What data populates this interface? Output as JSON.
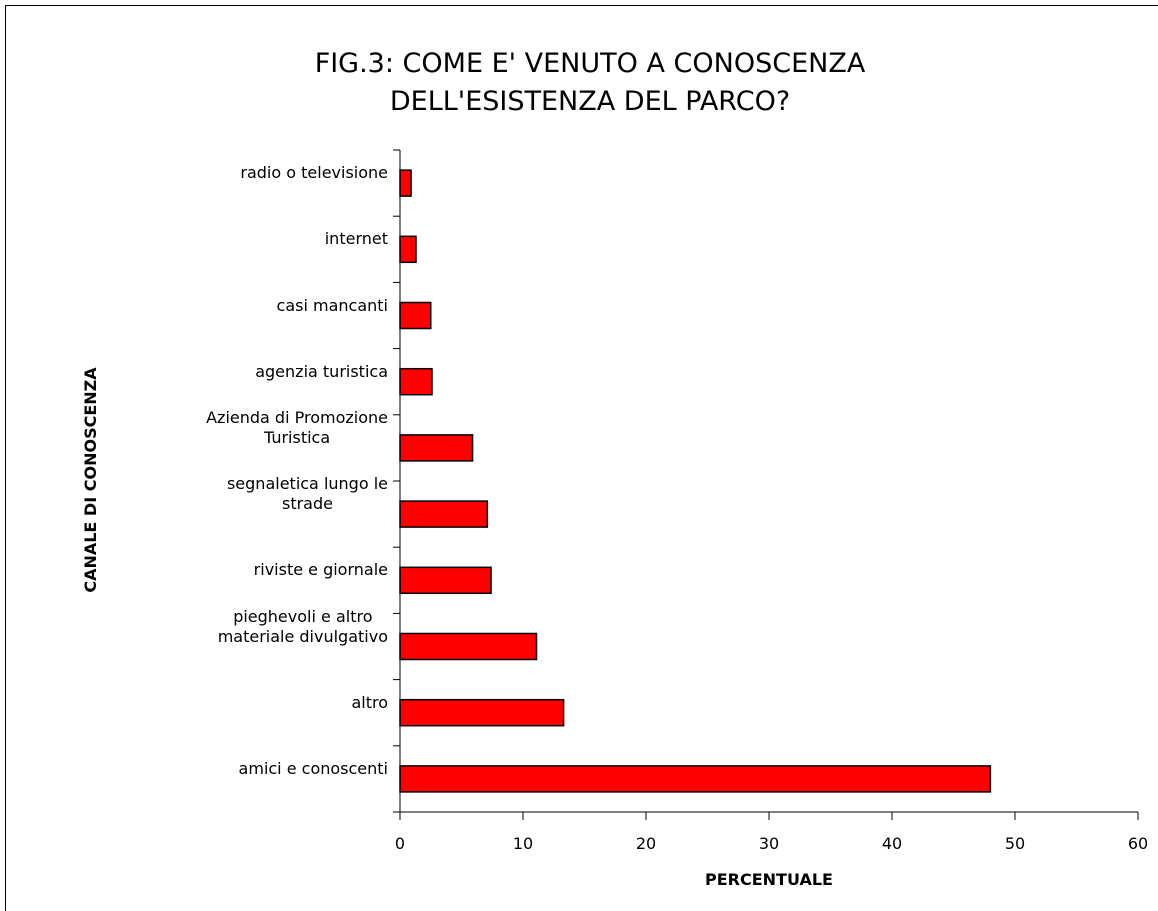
{
  "chart_data": {
    "type": "bar",
    "orientation": "horizontal",
    "title": [
      "FIG.3: COME E' VENUTO A CONOSCENZA",
      "DELL'ESISTENZA DEL PARCO?"
    ],
    "x_label": "PERCENTUALE",
    "y_label": "CANALE DI CONOSCENZA",
    "categories": [
      "radio o televisione",
      "internet",
      "casi mancanti",
      "agenzia turistica",
      "Azienda di Promozione\nTuristica",
      "segnaletica lungo le\nstrade",
      "riviste e giornale",
      "pieghevoli e altro\nmateriale divulgativo",
      "altro",
      "amici e conoscenti"
    ],
    "values": [
      0.9,
      1.3,
      2.5,
      2.6,
      5.9,
      7.1,
      7.4,
      11.1,
      13.3,
      48.0
    ],
    "color": "#ff0000",
    "xlim": [
      0,
      60
    ],
    "xticks": [
      0,
      10,
      20,
      30,
      40,
      50,
      60
    ],
    "grid": false
  }
}
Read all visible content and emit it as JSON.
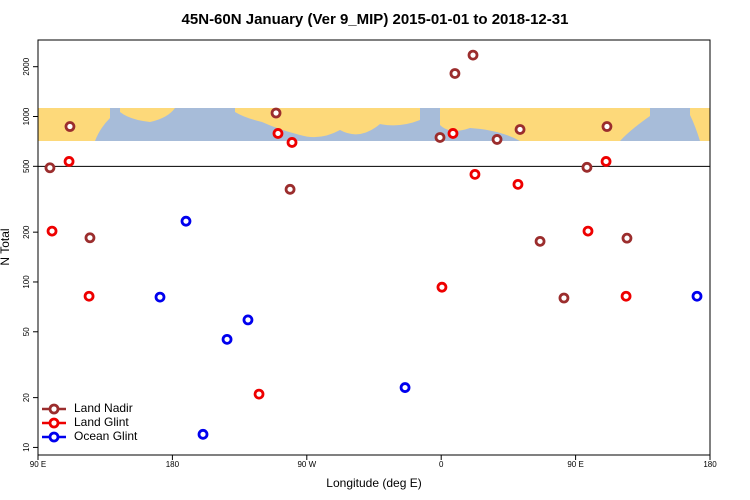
{
  "chart_data": {
    "type": "scatter",
    "title": "45N-60N January (Ver 9_MIP)   2015-01-01 to 2018-12-31",
    "x_label": "Longitude (deg E)",
    "y_label": "N Total",
    "xlim": [
      90,
      540
    ],
    "xticks": [
      {
        "value": 90,
        "label": "90 E"
      },
      {
        "value": 180,
        "label": "180"
      },
      {
        "value": 270,
        "label": "90 W"
      },
      {
        "value": 360,
        "label": "0"
      },
      {
        "value": 450,
        "label": "90 E"
      },
      {
        "value": 540,
        "label": "180"
      }
    ],
    "ylim": [
      9,
      2900
    ],
    "y_log": true,
    "yticks": [
      10,
      20,
      50,
      100,
      200,
      500,
      1000,
      2000
    ],
    "reference_line": 500,
    "legend": "bottom-left",
    "series": [
      {
        "name": "Land Nadir",
        "color": "#9b2d2d",
        "x": [
          98,
          111.4,
          124.8,
          249.4,
          258.8,
          369.2,
          381.3,
          359.2,
          397.4,
          412.8,
          426.2,
          442.2,
          457.6,
          471,
          484.4
        ],
        "values": [
          490,
          870,
          185,
          1050,
          363,
          1820,
          2350,
          747,
          727,
          835,
          176,
          80,
          493,
          870,
          184
        ]
      },
      {
        "name": "Land Glint",
        "color": "#ee0000",
        "x": [
          99.4,
          110.8,
          124.2,
          250.7,
          260.1,
          238,
          367.9,
          382.6,
          411.4,
          360.5,
          458.3,
          470.4,
          483.8
        ],
        "values": [
          203,
          535,
          82,
          790,
          697,
          21,
          790,
          447,
          389,
          93,
          203,
          535,
          82
        ]
      },
      {
        "name": "Ocean Glint",
        "color": "#0000ee",
        "x": [
          171.7,
          189.1,
          200.5,
          216.6,
          230.6,
          335.8,
          531.3
        ],
        "values": [
          81,
          233,
          12,
          45,
          59,
          23,
          82
        ]
      }
    ]
  }
}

• [Set problem]: Print the complete listing exactly, apart from any pictures.

• [Reply to the task]:
What data populates this interface? Output as JSON.
{
  "chart_data": {
    "type": "bar",
    "orientation": "horizontal",
    "title": [
      "FIG.3: COME E' VENUTO A CONOSCENZA",
      "DELL'ESISTENZA DEL PARCO?"
    ],
    "x_label": "PERCENTUALE",
    "y_label": "CANALE DI CONOSCENZA",
    "categories": [
      "radio o televisione",
      "internet",
      "casi mancanti",
      "agenzia turistica",
      "Azienda di Promozione\nTuristica",
      "segnaletica lungo le\nstrade",
      "riviste e giornale",
      "pieghevoli e altro\nmateriale divulgativo",
      "altro",
      "amici e conoscenti"
    ],
    "values": [
      0.9,
      1.3,
      2.5,
      2.6,
      5.9,
      7.1,
      7.4,
      11.1,
      13.3,
      48.0
    ],
    "color": "#ff0000",
    "xlim": [
      0,
      60
    ],
    "xticks": [
      0,
      10,
      20,
      30,
      40,
      50,
      60
    ],
    "grid": false
  }
}
Read all visible content and emit it as JSON.
{
  "chart_data": {
    "type": "scatter",
    "title": "45N-60N January (Ver 9_MIP)   2015-01-01 to 2018-12-31",
    "x_label": "Longitude (deg E)",
    "y_label": "N Total",
    "xlim": [
      90,
      540
    ],
    "xticks": [
      {
        "value": 90,
        "label": "90 E"
      },
      {
        "value": 180,
        "label": "180"
      },
      {
        "value": 270,
        "label": "90 W"
      },
      {
        "value": 360,
        "label": "0"
      },
      {
        "value": 450,
        "label": "90 E"
      },
      {
        "value": 540,
        "label": "180"
      }
    ],
    "ylim": [
      9,
      2900
    ],
    "y_log": true,
    "yticks": [
      10,
      20,
      50,
      100,
      200,
      500,
      1000,
      2000
    ],
    "reference_line": 500,
    "legend": "bottom-left",
    "series": [
      {
        "name": "Land Nadir",
        "color": "#9b2d2d",
        "x": [
          98,
          111.4,
          124.8,
          249.4,
          258.8,
          369.2,
          381.3,
          359.2,
          397.4,
          412.8,
          426.2,
          442.2,
          457.6,
          471,
          484.4
        ],
        "values": [
          490,
          870,
          185,
          1050,
          363,
          1820,
          2350,
          747,
          727,
          835,
          176,
          80,
          493,
          870,
          184
        ]
      },
      {
        "name": "Land Glint",
        "color": "#ee0000",
        "x": [
          99.4,
          110.8,
          124.2,
          250.7,
          260.1,
          238,
          367.9,
          382.6,
          411.4,
          360.5,
          458.3,
          470.4,
          483.8
        ],
        "values": [
          203,
          535,
          82,
          790,
          697,
          21,
          790,
          447,
          389,
          93,
          203,
          535,
          82
        ]
      },
      {
        "name": "Ocean Glint",
        "color": "#0000ee",
        "x": [
          171.7,
          189.1,
          200.5,
          216.6,
          230.6,
          335.8,
          531.3
        ],
        "values": [
          81,
          233,
          12,
          45,
          59,
          23,
          82
        ]
      }
    ]
  }
}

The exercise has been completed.